**Task goal:**
Collect all the lines that mention the word "JSON".

**Given entries:**
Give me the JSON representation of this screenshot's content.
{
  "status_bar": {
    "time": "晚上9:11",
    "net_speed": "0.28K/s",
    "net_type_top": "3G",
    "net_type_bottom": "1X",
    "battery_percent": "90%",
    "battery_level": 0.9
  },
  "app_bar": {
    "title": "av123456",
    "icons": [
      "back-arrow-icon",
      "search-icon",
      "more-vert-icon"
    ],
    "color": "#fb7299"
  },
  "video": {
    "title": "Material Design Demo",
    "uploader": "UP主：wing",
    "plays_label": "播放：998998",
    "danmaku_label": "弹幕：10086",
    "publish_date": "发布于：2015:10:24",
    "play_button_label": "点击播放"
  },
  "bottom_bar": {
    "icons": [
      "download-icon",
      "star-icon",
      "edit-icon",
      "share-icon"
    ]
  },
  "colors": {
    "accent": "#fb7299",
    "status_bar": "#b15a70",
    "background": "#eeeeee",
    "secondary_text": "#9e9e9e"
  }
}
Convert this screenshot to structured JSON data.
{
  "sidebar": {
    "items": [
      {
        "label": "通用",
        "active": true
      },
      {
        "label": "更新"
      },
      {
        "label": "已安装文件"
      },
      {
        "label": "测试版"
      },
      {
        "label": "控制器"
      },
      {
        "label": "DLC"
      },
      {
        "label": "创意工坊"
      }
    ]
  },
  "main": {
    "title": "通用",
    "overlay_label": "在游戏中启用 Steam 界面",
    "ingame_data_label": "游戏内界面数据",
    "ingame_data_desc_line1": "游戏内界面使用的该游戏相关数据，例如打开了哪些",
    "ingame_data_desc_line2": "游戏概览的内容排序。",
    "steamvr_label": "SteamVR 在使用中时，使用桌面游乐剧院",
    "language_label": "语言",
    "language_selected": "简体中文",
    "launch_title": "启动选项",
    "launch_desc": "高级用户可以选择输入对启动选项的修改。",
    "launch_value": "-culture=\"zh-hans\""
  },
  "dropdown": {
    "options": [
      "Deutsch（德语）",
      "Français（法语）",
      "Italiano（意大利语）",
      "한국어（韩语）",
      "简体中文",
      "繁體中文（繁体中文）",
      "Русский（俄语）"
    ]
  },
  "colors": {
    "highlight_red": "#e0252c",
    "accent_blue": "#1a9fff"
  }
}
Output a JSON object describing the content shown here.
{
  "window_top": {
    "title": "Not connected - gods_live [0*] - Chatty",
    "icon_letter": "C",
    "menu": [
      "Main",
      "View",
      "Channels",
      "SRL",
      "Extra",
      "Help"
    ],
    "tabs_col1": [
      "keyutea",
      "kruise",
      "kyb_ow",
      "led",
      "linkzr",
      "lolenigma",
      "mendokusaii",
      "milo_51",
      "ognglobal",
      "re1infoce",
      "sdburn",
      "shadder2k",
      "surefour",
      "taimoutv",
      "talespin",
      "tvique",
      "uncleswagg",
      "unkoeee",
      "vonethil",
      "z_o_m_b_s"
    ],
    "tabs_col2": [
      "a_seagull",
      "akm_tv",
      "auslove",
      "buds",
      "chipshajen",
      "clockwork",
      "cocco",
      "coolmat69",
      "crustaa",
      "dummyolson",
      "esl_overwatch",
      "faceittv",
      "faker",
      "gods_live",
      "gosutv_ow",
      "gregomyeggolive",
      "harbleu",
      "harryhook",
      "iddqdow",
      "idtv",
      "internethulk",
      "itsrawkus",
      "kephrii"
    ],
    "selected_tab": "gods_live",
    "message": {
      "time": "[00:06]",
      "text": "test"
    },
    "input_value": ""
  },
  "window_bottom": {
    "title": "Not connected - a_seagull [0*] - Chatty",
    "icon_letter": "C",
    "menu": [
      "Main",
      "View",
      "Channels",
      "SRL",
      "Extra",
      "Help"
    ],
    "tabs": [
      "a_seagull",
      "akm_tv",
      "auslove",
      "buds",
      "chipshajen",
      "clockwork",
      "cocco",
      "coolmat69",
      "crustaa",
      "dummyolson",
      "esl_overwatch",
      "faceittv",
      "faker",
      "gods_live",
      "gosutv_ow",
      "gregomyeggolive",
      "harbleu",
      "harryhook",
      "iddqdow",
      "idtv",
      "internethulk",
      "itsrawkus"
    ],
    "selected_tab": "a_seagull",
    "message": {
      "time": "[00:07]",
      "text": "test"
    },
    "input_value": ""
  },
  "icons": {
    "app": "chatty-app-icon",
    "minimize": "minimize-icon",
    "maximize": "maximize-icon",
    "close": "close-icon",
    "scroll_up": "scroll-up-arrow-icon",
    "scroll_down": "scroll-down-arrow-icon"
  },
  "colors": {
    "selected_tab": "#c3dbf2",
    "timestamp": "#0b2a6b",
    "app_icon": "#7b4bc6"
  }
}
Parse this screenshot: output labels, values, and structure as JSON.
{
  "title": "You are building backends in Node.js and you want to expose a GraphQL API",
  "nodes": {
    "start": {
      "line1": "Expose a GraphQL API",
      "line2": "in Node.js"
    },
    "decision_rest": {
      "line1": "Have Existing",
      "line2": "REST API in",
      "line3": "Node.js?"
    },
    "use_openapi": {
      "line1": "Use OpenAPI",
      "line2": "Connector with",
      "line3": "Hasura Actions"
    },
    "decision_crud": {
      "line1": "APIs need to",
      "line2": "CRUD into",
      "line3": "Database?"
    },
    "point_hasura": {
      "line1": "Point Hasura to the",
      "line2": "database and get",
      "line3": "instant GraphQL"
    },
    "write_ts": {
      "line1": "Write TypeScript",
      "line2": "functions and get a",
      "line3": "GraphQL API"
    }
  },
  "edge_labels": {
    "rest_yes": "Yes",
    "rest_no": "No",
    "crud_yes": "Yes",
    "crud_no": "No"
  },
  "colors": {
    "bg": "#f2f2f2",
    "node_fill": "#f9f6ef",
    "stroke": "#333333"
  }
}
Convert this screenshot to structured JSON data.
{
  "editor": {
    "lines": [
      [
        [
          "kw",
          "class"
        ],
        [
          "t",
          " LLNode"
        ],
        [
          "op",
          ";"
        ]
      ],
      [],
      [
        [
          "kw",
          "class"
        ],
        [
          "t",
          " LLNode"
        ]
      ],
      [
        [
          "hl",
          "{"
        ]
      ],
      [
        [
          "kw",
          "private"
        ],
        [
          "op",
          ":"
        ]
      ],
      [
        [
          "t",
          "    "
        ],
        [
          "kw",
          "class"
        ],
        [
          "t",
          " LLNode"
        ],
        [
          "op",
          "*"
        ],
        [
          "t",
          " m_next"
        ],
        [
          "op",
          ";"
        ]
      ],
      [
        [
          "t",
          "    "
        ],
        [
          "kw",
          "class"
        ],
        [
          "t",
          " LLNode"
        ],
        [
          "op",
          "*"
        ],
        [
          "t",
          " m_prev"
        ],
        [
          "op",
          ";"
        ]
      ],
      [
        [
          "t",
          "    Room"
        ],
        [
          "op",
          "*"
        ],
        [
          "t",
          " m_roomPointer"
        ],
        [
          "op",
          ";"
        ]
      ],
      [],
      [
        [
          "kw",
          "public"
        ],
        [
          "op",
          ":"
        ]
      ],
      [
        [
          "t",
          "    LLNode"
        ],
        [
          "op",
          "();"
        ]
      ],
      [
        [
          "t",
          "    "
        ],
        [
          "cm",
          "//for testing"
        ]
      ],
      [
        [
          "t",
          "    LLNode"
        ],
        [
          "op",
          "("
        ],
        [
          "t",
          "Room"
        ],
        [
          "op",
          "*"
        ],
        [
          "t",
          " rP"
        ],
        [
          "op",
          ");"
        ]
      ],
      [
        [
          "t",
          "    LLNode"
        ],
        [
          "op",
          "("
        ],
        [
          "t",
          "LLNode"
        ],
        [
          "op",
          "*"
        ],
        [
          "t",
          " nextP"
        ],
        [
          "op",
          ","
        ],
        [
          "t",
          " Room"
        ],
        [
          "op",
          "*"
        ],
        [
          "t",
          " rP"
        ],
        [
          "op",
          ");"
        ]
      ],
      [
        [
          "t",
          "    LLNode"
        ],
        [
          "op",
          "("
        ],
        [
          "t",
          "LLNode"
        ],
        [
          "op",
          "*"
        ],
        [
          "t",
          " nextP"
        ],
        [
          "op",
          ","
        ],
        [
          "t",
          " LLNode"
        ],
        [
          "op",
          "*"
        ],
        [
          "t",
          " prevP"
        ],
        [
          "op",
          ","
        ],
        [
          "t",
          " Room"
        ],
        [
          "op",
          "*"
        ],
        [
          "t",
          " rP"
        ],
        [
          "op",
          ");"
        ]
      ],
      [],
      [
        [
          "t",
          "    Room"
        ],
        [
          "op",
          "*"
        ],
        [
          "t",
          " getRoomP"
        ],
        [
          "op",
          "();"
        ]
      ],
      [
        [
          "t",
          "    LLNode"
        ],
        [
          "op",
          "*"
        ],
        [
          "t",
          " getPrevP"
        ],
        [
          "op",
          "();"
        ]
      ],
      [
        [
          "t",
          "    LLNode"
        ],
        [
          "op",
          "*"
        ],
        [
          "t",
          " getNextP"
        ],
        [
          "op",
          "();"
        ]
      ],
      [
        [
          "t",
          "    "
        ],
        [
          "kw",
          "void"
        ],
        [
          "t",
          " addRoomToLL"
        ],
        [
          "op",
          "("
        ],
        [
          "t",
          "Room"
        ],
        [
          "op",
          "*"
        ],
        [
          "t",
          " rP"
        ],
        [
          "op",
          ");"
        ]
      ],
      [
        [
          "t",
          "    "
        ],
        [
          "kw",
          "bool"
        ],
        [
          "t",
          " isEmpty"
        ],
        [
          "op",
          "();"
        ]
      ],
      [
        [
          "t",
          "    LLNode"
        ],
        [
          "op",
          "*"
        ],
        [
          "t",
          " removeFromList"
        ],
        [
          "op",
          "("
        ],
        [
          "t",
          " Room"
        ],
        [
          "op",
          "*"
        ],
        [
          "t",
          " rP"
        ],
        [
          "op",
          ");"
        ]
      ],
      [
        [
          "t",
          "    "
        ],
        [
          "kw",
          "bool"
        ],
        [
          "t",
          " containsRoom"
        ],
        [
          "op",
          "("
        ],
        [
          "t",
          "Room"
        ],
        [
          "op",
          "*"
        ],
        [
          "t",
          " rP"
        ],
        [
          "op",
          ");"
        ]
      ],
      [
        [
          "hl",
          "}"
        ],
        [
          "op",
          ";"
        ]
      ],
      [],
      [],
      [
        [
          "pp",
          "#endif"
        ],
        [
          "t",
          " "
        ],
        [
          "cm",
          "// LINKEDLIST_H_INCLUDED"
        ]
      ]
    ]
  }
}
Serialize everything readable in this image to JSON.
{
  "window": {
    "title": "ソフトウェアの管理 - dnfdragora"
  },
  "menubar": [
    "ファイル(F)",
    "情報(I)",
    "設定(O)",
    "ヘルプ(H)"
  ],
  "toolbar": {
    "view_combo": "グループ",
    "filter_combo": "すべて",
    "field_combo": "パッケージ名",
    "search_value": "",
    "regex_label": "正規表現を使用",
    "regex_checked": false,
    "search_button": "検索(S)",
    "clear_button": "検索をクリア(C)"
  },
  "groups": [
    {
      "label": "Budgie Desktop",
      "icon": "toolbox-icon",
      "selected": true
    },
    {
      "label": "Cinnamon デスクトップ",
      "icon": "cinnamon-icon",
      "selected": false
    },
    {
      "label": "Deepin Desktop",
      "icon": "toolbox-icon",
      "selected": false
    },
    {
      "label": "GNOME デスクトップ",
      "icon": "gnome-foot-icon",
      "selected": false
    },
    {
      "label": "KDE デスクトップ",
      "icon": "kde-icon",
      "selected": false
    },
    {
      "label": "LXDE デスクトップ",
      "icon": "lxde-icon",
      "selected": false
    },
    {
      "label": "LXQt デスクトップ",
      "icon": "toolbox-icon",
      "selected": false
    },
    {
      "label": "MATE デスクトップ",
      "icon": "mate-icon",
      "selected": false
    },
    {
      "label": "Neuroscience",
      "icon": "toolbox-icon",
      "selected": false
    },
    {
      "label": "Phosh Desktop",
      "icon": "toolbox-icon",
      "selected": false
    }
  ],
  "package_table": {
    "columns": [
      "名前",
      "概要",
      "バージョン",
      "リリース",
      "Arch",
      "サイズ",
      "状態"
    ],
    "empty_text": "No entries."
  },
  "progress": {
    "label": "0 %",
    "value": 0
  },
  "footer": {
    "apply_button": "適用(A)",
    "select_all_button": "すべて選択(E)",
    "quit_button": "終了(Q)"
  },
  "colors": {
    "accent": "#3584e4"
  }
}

**Answer below:**
Give me the JSON representation of this screenshot's content.
Convert this screenshot to structured JSON data.
Output a JSON object describing the content shown here.
Parse this screenshot: output labels, values, and structure as JSON.
Convert this screenshot to structured JSON data.
Serialize everything readable in this image to JSON.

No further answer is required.